_Task_
Filter the entries and keep only the lines where the string "Control" appears.

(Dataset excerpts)
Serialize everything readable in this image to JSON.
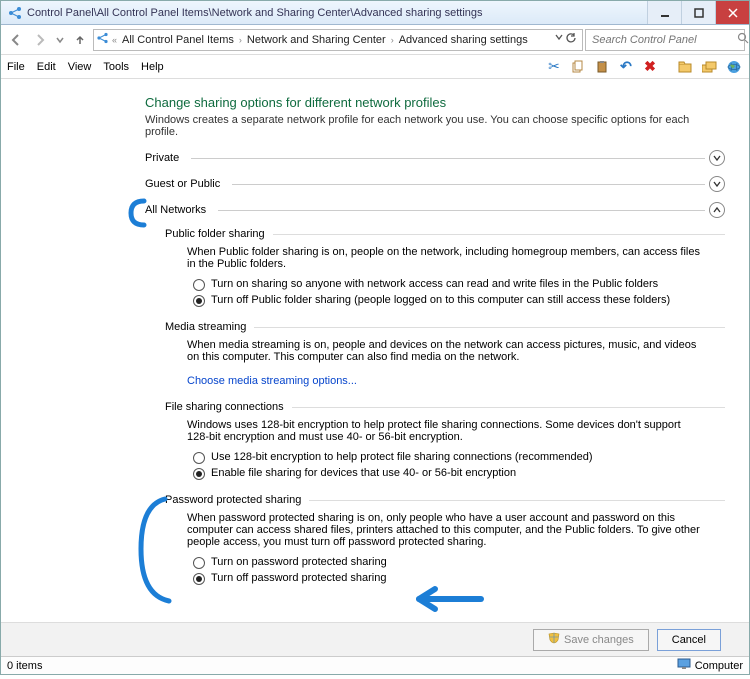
{
  "window": {
    "title": "Control Panel\\All Control Panel Items\\Network and Sharing Center\\Advanced sharing settings"
  },
  "breadcrumb": {
    "items": [
      "All Control Panel Items",
      "Network and Sharing Center",
      "Advanced sharing settings"
    ]
  },
  "search": {
    "placeholder": "Search Control Panel"
  },
  "menu": {
    "file": "File",
    "edit": "Edit",
    "view": "View",
    "tools": "Tools",
    "help": "Help"
  },
  "heading": "Change sharing options for different network profiles",
  "heading_desc": "Windows creates a separate network profile for each network you use. You can choose specific options for each profile.",
  "sections": {
    "private": {
      "label": "Private"
    },
    "guest": {
      "label": "Guest or Public"
    },
    "allnet": {
      "label": "All Networks"
    }
  },
  "pfs": {
    "title": "Public folder sharing",
    "desc": "When Public folder sharing is on, people on the network, including homegroup members, can access files in the Public folders.",
    "opt1": "Turn on sharing so anyone with network access can read and write files in the Public folders",
    "opt2": "Turn off Public folder sharing (people logged on to this computer can still access these folders)"
  },
  "media": {
    "title": "Media streaming",
    "desc": "When media streaming is on, people and devices on the network can access pictures, music, and videos on this computer. This computer can also find media on the network.",
    "link": "Choose media streaming options..."
  },
  "fsc": {
    "title": "File sharing connections",
    "desc": "Windows uses 128-bit encryption to help protect file sharing connections. Some devices don't support 128-bit encryption and must use 40- or 56-bit encryption.",
    "opt1": "Use 128-bit encryption to help protect file sharing connections (recommended)",
    "opt2": "Enable file sharing for devices that use 40- or 56-bit encryption"
  },
  "pps": {
    "title": "Password protected sharing",
    "desc": "When password protected sharing is on, only people who have a user account and password on this computer can access shared files, printers attached to this computer, and the Public folders. To give other people access, you must turn off password protected sharing.",
    "opt1": "Turn on password protected sharing",
    "opt2": "Turn off password protected sharing"
  },
  "buttons": {
    "save": "Save changes",
    "cancel": "Cancel"
  },
  "status": {
    "left": "0 items",
    "right": "Computer"
  }
}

_Written response_
    "title": "Control Panel\\All Control Panel Items\\Network and Sharing Center\\Advanced sharing settings"
      "All Control Panel Items",
    "placeholder": "Search Control Panel"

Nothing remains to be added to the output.